--- start of EXERCISE INPUTS ---
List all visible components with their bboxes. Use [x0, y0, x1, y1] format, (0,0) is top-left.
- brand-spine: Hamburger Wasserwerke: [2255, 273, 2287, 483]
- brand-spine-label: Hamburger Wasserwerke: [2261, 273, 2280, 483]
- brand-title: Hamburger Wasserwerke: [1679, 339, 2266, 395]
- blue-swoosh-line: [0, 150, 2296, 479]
--- end of EXERCISE INPUTS ---
* [THE TASK]:
Reproduce each line of the data above verbatim, in its original order.

* [CORRECT RESULT]:
List all visible components with their bboxes. Use [x0, y0, x1, y1] format, (0,0) is top-left.
- brand-spine: Hamburger Wasserwerke: [2255, 273, 2287, 483]
- brand-spine-label: Hamburger Wasserwerke: [2261, 273, 2280, 483]
- brand-title: Hamburger Wasserwerke: [1679, 339, 2266, 395]
- blue-swoosh-line: [0, 150, 2296, 479]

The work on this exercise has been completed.